+++ INPUT FOR THIS TASK
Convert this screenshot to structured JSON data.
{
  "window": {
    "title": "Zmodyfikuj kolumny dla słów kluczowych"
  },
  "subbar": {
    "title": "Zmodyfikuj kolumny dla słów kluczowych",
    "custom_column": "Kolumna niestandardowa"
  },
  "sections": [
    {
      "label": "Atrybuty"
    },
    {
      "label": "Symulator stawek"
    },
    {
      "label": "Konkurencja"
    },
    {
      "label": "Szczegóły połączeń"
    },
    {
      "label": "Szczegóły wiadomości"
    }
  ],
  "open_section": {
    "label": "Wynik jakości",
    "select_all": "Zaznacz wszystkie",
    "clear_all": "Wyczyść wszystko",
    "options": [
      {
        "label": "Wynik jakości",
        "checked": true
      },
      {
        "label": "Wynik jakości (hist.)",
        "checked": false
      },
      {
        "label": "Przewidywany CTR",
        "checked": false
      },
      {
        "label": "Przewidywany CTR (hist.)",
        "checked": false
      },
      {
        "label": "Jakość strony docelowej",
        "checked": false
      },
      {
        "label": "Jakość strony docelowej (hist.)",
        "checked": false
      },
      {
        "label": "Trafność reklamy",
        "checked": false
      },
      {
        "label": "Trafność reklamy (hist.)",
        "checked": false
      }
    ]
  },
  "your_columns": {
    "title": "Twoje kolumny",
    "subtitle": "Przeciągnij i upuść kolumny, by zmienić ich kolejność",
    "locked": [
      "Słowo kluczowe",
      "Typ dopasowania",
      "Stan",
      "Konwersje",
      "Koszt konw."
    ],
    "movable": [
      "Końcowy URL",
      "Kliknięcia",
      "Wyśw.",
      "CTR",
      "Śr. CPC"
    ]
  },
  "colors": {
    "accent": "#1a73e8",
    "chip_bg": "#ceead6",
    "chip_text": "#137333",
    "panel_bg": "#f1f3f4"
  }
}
++++++
AIM: Retype the material in full. Each word must match.

PROBLEM SOLUTION:
Convert this screenshot to structured JSON data.
{
  "window": {
    "title": "Zmodyfikuj kolumny dla słów kluczowych"
  },
  "subbar": {
    "title": "Zmodyfikuj kolumny dla słów kluczowych",
    "custom_column": "Kolumna niestandardowa"
  },
  "sections": [
    {
      "label": "Atrybuty"
    },
    {
      "label": "Symulator stawek"
    },
    {
      "label": "Konkurencja"
    },
    {
      "label": "Szczegóły połączeń"
    },
    {
      "label": "Szczegóły wiadomości"
    }
  ],
  "open_section": {
    "label": "Wynik jakości",
    "select_all": "Zaznacz wszystkie",
    "clear_all": "Wyczyść wszystko",
    "options": [
      {
        "label": "Wynik jakości",
        "checked": true
      },
      {
        "label": "Wynik jakości (hist.)",
        "checked": false
      },
      {
        "label": "Przewidywany CTR",
        "checked": false
      },
      {
        "label": "Przewidywany CTR (hist.)",
        "checked": false
      },
      {
        "label": "Jakość strony docelowej",
        "checked": false
      },
      {
        "label": "Jakość strony docelowej (hist.)",
        "checked": false
      },
      {
        "label": "Trafność reklamy",
        "checked": false
      },
      {
        "label": "Trafność reklamy (hist.)",
        "checked": false
      }
    ]
  },
  "your_columns": {
    "title": "Twoje kolumny",
    "subtitle": "Przeciągnij i upuść kolumny, by zmienić ich kolejność",
    "locked": [
      "Słowo kluczowe",
      "Typ dopasowania",
      "Stan",
      "Konwersje",
      "Koszt konw."
    ],
    "movable": [
      "Końcowy URL",
      "Kliknięcia",
      "Wyśw.",
      "CTR",
      "Śr. CPC"
    ]
  },
  "colors": {
    "accent": "#1a73e8",
    "chip_bg": "#ceead6",
    "chip_text": "#137333",
    "panel_bg": "#f1f3f4"
  }
}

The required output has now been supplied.